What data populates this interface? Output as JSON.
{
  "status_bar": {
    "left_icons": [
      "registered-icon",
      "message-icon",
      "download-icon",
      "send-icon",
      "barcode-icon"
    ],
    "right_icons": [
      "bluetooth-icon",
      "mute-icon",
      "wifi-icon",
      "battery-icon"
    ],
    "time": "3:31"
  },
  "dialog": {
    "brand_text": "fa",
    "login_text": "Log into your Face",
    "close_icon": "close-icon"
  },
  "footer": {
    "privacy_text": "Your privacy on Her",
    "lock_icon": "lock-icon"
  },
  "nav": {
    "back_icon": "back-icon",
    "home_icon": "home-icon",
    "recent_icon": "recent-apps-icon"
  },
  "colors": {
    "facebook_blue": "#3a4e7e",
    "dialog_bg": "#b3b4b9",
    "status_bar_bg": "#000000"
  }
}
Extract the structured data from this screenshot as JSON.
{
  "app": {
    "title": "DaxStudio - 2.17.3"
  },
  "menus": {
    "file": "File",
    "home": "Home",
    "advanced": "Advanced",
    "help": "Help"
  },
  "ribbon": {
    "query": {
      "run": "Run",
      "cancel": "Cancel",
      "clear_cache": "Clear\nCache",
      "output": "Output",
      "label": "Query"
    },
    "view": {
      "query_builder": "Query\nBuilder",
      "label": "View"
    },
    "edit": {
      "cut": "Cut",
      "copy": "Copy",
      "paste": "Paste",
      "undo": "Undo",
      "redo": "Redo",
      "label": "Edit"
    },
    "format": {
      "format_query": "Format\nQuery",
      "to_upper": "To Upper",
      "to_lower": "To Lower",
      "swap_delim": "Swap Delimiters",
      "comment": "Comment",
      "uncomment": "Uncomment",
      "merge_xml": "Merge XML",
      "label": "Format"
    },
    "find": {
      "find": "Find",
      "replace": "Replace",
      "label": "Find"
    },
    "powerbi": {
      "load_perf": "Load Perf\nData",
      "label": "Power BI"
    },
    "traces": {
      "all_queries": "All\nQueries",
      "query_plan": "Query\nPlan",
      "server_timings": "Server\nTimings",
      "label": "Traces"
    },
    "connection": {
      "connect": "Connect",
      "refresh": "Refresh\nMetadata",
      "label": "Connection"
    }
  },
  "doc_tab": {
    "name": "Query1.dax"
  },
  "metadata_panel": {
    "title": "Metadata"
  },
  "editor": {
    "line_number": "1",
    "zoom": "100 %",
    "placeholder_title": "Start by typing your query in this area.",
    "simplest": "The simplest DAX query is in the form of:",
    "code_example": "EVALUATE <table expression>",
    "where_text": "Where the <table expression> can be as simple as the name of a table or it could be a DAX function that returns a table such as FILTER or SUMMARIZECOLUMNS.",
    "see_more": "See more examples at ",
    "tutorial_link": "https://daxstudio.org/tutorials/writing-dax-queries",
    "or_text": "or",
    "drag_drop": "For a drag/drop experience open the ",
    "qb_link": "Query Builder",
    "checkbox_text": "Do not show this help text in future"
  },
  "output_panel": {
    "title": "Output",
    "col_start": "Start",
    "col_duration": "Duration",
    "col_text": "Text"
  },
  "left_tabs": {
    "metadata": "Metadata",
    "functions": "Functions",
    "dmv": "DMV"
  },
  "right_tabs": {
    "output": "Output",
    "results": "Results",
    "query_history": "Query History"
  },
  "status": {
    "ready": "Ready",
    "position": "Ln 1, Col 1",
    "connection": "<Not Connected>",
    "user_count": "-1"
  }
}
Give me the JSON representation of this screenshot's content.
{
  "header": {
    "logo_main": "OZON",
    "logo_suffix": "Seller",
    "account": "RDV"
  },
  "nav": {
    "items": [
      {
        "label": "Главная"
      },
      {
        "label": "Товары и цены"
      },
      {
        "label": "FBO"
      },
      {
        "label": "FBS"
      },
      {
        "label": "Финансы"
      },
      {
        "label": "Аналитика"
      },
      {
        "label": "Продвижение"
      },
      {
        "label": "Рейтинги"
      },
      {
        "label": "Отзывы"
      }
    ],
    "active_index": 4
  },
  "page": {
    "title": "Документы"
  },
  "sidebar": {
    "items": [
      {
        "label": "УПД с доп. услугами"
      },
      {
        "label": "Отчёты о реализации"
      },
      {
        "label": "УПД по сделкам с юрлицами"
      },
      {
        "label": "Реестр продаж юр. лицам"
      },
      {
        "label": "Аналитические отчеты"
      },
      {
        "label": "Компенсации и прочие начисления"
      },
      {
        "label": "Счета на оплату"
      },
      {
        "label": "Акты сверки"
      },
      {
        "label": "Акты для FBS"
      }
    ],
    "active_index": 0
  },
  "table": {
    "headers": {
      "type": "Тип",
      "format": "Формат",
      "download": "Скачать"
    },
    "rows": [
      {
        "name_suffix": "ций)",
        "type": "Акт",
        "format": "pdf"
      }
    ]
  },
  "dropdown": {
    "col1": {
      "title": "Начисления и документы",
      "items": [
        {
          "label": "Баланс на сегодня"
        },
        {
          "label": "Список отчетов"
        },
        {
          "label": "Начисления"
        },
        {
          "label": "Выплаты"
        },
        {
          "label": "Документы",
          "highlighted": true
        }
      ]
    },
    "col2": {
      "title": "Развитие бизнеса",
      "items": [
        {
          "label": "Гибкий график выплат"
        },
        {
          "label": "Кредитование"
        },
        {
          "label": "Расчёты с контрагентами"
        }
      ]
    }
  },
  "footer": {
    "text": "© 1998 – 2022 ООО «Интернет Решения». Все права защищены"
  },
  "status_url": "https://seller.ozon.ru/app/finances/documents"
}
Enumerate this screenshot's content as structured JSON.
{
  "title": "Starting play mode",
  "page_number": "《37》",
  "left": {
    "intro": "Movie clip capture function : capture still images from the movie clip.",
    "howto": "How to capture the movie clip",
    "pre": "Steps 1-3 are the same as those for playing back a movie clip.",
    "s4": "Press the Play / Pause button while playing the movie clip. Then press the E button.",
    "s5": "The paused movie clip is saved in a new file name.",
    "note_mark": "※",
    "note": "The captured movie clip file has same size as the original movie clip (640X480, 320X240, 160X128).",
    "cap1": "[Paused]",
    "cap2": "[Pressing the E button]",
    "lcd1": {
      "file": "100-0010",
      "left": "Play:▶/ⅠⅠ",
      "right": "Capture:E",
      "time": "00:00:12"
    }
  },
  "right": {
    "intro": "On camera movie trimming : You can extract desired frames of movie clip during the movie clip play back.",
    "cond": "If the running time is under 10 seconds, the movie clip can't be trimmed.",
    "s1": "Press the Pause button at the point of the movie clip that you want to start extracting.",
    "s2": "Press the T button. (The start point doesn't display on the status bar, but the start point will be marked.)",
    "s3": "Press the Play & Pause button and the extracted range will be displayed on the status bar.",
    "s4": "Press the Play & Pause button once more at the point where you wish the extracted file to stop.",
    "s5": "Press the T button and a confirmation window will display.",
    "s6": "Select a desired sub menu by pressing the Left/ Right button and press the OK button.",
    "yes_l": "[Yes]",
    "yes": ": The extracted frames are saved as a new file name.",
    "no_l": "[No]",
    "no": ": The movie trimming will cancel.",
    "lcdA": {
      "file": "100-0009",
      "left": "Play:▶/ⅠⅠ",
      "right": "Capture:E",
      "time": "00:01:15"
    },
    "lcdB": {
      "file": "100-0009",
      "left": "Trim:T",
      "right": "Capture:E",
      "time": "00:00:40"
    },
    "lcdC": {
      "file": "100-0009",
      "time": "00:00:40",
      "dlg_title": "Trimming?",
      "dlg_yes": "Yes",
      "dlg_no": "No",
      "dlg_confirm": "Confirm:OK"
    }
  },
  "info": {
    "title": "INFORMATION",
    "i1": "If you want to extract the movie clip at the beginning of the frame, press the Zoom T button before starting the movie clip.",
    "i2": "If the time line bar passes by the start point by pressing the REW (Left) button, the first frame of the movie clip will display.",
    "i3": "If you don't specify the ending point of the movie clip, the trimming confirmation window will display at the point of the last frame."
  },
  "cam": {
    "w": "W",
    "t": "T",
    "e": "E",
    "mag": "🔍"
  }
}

● ● ● ● ●

- Task objective -
Look for "content" and pull out every line that has it.

- Exercise answer -
Give me the JSON representation of this screenshot's content.
Enumerate this screenshot's content as structured JSON.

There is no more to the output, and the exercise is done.